*Problem to solve:*
For each line below that includes the word "name", make a copy.

*Information supplied:*
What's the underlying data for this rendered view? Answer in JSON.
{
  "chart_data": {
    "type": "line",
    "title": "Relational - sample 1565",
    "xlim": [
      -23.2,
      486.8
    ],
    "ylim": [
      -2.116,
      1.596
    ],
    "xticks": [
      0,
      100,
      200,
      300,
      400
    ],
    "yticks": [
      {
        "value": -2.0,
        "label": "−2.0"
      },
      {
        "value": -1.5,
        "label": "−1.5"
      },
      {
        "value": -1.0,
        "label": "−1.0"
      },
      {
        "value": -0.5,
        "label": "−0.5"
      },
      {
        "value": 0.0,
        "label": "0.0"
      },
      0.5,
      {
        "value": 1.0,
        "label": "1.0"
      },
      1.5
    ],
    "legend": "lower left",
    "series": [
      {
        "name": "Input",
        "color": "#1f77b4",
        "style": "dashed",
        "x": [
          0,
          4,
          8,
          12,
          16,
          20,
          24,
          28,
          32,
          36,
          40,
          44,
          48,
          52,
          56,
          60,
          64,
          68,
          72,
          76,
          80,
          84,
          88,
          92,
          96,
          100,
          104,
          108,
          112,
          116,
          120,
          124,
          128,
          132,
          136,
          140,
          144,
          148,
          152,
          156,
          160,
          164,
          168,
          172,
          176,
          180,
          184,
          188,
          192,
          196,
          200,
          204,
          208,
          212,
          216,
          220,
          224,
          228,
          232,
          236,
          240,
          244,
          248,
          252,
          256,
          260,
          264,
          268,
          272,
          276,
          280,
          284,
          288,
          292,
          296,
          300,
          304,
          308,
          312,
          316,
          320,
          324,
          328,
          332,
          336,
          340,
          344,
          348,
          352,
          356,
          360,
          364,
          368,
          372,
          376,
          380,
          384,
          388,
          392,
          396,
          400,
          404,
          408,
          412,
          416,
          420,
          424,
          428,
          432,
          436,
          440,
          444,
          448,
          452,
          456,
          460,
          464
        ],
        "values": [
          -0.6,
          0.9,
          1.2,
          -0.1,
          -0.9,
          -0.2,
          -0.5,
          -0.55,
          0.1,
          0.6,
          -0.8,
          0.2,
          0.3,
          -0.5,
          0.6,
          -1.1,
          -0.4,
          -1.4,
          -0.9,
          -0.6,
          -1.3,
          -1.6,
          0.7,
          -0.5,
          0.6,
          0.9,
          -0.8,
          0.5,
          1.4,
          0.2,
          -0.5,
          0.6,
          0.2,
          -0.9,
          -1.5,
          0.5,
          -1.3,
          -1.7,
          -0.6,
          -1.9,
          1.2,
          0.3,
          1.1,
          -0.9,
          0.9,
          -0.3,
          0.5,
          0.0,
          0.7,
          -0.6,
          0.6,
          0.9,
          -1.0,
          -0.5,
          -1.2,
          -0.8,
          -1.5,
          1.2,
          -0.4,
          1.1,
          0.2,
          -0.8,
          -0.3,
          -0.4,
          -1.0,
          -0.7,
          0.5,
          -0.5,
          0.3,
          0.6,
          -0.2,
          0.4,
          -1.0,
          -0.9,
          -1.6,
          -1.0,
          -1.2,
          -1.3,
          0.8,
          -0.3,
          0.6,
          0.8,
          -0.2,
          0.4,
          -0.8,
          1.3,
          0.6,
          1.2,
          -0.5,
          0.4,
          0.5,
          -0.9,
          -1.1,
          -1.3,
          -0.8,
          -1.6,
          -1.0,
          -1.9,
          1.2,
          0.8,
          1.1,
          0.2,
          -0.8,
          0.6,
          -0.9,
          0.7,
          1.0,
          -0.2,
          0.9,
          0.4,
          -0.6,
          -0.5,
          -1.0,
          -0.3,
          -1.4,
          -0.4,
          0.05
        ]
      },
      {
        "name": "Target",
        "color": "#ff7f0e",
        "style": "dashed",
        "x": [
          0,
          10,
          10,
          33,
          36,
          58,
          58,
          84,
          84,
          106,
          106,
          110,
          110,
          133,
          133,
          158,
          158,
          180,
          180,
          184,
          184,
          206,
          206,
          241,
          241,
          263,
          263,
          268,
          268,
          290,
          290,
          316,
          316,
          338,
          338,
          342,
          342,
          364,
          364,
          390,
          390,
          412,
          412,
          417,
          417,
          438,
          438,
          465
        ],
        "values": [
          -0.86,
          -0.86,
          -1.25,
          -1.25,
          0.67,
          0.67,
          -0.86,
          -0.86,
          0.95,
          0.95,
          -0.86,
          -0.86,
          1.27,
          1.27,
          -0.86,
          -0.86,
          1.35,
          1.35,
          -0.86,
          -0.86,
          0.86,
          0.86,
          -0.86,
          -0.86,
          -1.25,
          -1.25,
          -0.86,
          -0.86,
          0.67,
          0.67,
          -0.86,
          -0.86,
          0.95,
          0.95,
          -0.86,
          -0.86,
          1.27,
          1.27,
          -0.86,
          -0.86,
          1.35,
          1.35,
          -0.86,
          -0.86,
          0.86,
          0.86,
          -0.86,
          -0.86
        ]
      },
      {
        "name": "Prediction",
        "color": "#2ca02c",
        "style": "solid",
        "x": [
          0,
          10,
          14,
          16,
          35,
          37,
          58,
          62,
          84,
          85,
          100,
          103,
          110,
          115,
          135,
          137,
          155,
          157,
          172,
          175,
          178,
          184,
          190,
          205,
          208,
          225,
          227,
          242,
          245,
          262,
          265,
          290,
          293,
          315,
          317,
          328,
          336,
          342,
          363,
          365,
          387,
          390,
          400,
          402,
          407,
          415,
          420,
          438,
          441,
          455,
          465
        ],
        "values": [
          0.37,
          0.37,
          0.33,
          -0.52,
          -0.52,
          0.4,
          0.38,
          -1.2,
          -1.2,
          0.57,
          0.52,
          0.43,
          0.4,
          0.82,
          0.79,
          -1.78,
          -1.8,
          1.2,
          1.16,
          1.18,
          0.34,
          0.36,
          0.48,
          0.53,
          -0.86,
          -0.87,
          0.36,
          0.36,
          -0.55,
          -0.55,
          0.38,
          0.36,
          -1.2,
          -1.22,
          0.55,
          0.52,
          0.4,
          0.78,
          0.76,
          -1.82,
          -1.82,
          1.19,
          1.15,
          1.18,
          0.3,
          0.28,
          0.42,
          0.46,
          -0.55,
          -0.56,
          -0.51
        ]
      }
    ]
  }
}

*Answer:*
        "name": "Input",
        "name": "Target",
        "name": "Prediction",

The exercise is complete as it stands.